Problem :: Print out the entries below with no edits.

Data for the task ::
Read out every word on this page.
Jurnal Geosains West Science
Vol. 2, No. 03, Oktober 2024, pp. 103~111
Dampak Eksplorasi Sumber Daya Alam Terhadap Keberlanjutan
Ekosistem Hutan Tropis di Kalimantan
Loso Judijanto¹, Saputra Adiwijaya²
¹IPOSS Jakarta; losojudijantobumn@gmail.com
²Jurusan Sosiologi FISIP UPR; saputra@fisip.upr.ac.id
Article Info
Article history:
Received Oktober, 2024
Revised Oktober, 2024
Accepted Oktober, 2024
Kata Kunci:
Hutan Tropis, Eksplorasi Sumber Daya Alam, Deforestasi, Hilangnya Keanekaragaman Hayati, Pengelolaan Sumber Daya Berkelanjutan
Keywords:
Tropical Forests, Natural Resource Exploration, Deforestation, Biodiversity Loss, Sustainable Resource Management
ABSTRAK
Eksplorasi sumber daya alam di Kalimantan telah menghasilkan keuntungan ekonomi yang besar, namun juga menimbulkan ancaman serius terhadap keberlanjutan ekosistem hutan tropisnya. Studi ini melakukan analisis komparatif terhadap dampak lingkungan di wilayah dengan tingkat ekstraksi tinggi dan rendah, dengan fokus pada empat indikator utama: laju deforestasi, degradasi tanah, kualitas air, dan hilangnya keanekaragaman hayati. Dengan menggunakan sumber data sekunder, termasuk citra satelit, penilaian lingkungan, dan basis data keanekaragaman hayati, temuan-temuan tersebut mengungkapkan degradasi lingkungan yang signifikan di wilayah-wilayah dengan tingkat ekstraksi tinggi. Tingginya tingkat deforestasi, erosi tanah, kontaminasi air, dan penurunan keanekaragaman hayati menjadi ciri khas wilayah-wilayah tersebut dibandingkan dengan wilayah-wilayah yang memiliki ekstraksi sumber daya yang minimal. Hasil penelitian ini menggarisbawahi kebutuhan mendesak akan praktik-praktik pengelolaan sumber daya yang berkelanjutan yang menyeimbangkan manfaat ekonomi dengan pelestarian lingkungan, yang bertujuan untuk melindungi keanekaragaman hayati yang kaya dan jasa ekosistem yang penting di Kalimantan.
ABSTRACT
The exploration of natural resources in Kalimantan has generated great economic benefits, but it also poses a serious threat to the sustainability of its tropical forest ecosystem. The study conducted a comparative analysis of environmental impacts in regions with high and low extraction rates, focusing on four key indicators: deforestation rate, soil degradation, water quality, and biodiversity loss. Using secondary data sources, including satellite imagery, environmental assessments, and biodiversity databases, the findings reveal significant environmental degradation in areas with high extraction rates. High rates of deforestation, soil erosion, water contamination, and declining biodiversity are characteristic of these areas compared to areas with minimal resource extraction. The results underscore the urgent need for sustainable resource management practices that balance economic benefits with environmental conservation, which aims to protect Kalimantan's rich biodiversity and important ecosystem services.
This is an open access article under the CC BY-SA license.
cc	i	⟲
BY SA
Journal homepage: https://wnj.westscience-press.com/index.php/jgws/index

Result of this exercise ::
Read out every word on this page.
Jurnal Geosains West Science
Vol. 2, No. 03, Oktober 2024, pp. 103~111
Dampak Eksplorasi Sumber Daya Alam Terhadap Keberlanjutan
Ekosistem Hutan Tropis di Kalimantan
Loso Judijanto¹, Saputra Adiwijaya²
¹IPOSS Jakarta; losojudijantobumn@gmail.com
²Jurusan Sosiologi FISIP UPR; saputra@fisip.upr.ac.id
Article Info
Article history:
Received Oktober, 2024
Revised Oktober, 2024
Accepted Oktober, 2024
Kata Kunci:
Hutan Tropis, Eksplorasi Sumber Daya Alam, Deforestasi, Hilangnya Keanekaragaman Hayati, Pengelolaan Sumber Daya Berkelanjutan
Keywords:
Tropical Forests, Natural Resource Exploration, Deforestation, Biodiversity Loss, Sustainable Resource Management
ABSTRAK
Eksplorasi sumber daya alam di Kalimantan telah menghasilkan keuntungan ekonomi yang besar, namun juga menimbulkan ancaman serius terhadap keberlanjutan ekosistem hutan tropisnya. Studi ini melakukan analisis komparatif terhadap dampak lingkungan di wilayah dengan tingkat ekstraksi tinggi dan rendah, dengan fokus pada empat indikator utama: laju deforestasi, degradasi tanah, kualitas air, dan hilangnya keanekaragaman hayati. Dengan menggunakan sumber data sekunder, termasuk citra satelit, penilaian lingkungan, dan basis data keanekaragaman hayati, temuan-temuan tersebut mengungkapkan degradasi lingkungan yang signifikan di wilayah-wilayah dengan tingkat ekstraksi tinggi. Tingginya tingkat deforestasi, erosi tanah, kontaminasi air, dan penurunan keanekaragaman hayati menjadi ciri khas wilayah-wilayah tersebut dibandingkan dengan wilayah-wilayah yang memiliki ekstraksi sumber daya yang minimal. Hasil penelitian ini menggarisbawahi kebutuhan mendesak akan praktik-praktik pengelolaan sumber daya yang berkelanjutan yang menyeimbangkan manfaat ekonomi dengan pelestarian lingkungan, yang bertujuan untuk melindungi keanekaragaman hayati yang kaya dan jasa ekosistem yang penting di Kalimantan.
ABSTRACT
The exploration of natural resources in Kalimantan has generated great economic benefits, but it also poses a serious threat to the sustainability of its tropical forest ecosystem. The study conducted a comparative analysis of environmental impacts in regions with high and low extraction rates, focusing on four key indicators: deforestation rate, soil degradation, water quality, and biodiversity loss. Using secondary data sources, including satellite imagery, environmental assessments, and biodiversity databases, the findings reveal significant environmental degradation in areas with high extraction rates. High rates of deforestation, soil erosion, water contamination, and declining biodiversity are characteristic of these areas compared to areas with minimal resource extraction. The results underscore the urgent need for sustainable resource management practices that balance economic benefits with environmental conservation, which aims to protect Kalimantan's rich biodiversity and important ecosystem services.
This is an open access article under the CC BY-SA license.
cc	i	⟲
BY SA
Journal homepage: https://wnj.westscience-press.com/index.php/jgws/index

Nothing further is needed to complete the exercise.